[Data entries for graphics]
* * * * *
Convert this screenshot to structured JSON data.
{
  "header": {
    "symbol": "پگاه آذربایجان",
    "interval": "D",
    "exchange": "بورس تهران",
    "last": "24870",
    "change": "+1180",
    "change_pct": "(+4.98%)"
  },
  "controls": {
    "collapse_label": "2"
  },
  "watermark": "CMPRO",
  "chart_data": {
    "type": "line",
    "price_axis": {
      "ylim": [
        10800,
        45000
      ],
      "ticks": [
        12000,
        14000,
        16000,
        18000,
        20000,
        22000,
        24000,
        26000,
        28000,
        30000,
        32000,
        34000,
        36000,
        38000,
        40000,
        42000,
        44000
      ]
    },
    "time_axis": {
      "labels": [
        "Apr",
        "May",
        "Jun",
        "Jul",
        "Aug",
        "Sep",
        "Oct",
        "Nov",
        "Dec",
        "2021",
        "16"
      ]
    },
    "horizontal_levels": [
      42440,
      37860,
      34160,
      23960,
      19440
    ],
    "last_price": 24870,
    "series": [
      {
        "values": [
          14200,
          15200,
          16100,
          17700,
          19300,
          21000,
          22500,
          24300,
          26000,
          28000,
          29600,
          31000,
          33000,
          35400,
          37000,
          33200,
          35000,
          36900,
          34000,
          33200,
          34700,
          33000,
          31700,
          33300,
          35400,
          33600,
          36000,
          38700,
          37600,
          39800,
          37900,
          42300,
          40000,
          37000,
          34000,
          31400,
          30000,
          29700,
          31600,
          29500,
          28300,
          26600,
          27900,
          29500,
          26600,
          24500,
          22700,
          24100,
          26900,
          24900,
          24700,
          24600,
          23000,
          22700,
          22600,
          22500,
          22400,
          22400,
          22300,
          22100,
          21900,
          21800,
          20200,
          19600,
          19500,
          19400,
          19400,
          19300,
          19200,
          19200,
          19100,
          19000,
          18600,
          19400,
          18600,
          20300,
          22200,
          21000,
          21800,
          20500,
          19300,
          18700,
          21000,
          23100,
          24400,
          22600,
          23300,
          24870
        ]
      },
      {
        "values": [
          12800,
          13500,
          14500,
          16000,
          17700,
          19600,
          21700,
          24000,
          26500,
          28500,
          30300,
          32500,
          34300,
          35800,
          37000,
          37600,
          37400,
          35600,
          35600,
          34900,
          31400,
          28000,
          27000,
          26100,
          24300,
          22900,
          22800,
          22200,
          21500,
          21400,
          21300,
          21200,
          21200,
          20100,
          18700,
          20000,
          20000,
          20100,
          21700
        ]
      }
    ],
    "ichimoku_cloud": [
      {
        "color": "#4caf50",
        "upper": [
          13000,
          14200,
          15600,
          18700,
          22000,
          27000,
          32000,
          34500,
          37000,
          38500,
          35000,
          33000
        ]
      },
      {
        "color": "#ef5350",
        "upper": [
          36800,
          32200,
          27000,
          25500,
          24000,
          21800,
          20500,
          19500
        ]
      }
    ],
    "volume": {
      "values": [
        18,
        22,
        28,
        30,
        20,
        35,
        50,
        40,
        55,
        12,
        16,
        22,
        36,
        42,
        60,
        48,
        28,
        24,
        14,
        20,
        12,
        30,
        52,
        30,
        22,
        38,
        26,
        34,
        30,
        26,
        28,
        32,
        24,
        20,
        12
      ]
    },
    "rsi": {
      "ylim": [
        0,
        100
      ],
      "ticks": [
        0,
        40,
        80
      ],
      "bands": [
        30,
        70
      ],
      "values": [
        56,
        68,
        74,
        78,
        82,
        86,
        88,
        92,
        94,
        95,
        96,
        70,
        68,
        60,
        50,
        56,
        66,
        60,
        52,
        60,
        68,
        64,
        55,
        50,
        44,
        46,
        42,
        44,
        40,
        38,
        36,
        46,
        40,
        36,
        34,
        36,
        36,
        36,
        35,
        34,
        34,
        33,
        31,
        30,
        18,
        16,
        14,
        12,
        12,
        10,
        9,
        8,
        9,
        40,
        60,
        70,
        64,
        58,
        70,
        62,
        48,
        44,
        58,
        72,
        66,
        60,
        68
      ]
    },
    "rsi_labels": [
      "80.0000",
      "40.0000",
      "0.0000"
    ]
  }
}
* * * * *
## What you will do:
Retype all the material above precisely, with no line left out.

## Full response:
Convert this screenshot to structured JSON data.
{
  "header": {
    "symbol": "پگاه آذربایجان",
    "interval": "D",
    "exchange": "بورس تهران",
    "last": "24870",
    "change": "+1180",
    "change_pct": "(+4.98%)"
  },
  "controls": {
    "collapse_label": "2"
  },
  "watermark": "CMPRO",
  "chart_data": {
    "type": "line",
    "price_axis": {
      "ylim": [
        10800,
        45000
      ],
      "ticks": [
        12000,
        14000,
        16000,
        18000,
        20000,
        22000,
        24000,
        26000,
        28000,
        30000,
        32000,
        34000,
        36000,
        38000,
        40000,
        42000,
        44000
      ]
    },
    "time_axis": {
      "labels": [
        "Apr",
        "May",
        "Jun",
        "Jul",
        "Aug",
        "Sep",
        "Oct",
        "Nov",
        "Dec",
        "2021",
        "16"
      ]
    },
    "horizontal_levels": [
      42440,
      37860,
      34160,
      23960,
      19440
    ],
    "last_price": 24870,
    "series": [
      {
        "values": [
          14200,
          15200,
          16100,
          17700,
          19300,
          21000,
          22500,
          24300,
          26000,
          28000,
          29600,
          31000,
          33000,
          35400,
          37000,
          33200,
          35000,
          36900,
          34000,
          33200,
          34700,
          33000,
          31700,
          33300,
          35400,
          33600,
          36000,
          38700,
          37600,
          39800,
          37900,
          42300,
          40000,
          37000,
          34000,
          31400,
          30000,
          29700,
          31600,
          29500,
          28300,
          26600,
          27900,
          29500,
          26600,
          24500,
          22700,
          24100,
          26900,
          24900,
          24700,
          24600,
          23000,
          22700,
          22600,
          22500,
          22400,
          22400,
          22300,
          22100,
          21900,
          21800,
          20200,
          19600,
          19500,
          19400,
          19400,
          19300,
          19200,
          19200,
          19100,
          19000,
          18600,
          19400,
          18600,
          20300,
          22200,
          21000,
          21800,
          20500,
          19300,
          18700,
          21000,
          23100,
          24400,
          22600,
          23300,
          24870
        ]
      },
      {
        "values": [
          12800,
          13500,
          14500,
          16000,
          17700,
          19600,
          21700,
          24000,
          26500,
          28500,
          30300,
          32500,
          34300,
          35800,
          37000,
          37600,
          37400,
          35600,
          35600,
          34900,
          31400,
          28000,
          27000,
          26100,
          24300,
          22900,
          22800,
          22200,
          21500,
          21400,
          21300,
          21200,
          21200,
          20100,
          18700,
          20000,
          20000,
          20100,
          21700
        ]
      }
    ],
    "ichimoku_cloud": [
      {
        "color": "#4caf50",
        "upper": [
          13000,
          14200,
          15600,
          18700,
          22000,
          27000,
          32000,
          34500,
          37000,
          38500,
          35000,
          33000
        ]
      },
      {
        "color": "#ef5350",
        "upper": [
          36800,
          32200,
          27000,
          25500,
          24000,
          21800,
          20500,
          19500
        ]
      }
    ],
    "volume": {
      "values": [
        18,
        22,
        28,
        30,
        20,
        35,
        50,
        40,
        55,
        12,
        16,
        22,
        36,
        42,
        60,
        48,
        28,
        24,
        14,
        20,
        12,
        30,
        52,
        30,
        22,
        38,
        26,
        34,
        30,
        26,
        28,
        32,
        24,
        20,
        12
      ]
    },
    "rsi": {
      "ylim": [
        0,
        100
      ],
      "ticks": [
        0,
        40,
        80
      ],
      "bands": [
        30,
        70
      ],
      "values": [
        56,
        68,
        74,
        78,
        82,
        86,
        88,
        92,
        94,
        95,
        96,
        70,
        68,
        60,
        50,
        56,
        66,
        60,
        52,
        60,
        68,
        64,
        55,
        50,
        44,
        46,
        42,
        44,
        40,
        38,
        36,
        46,
        40,
        36,
        34,
        36,
        36,
        36,
        35,
        34,
        34,
        33,
        31,
        30,
        18,
        16,
        14,
        12,
        12,
        10,
        9,
        8,
        9,
        40,
        60,
        70,
        64,
        58,
        70,
        62,
        48,
        44,
        58,
        72,
        66,
        60,
        68
      ]
    },
    "rsi_labels": [
      "80.0000",
      "40.0000",
      "0.0000"
    ]
  }
}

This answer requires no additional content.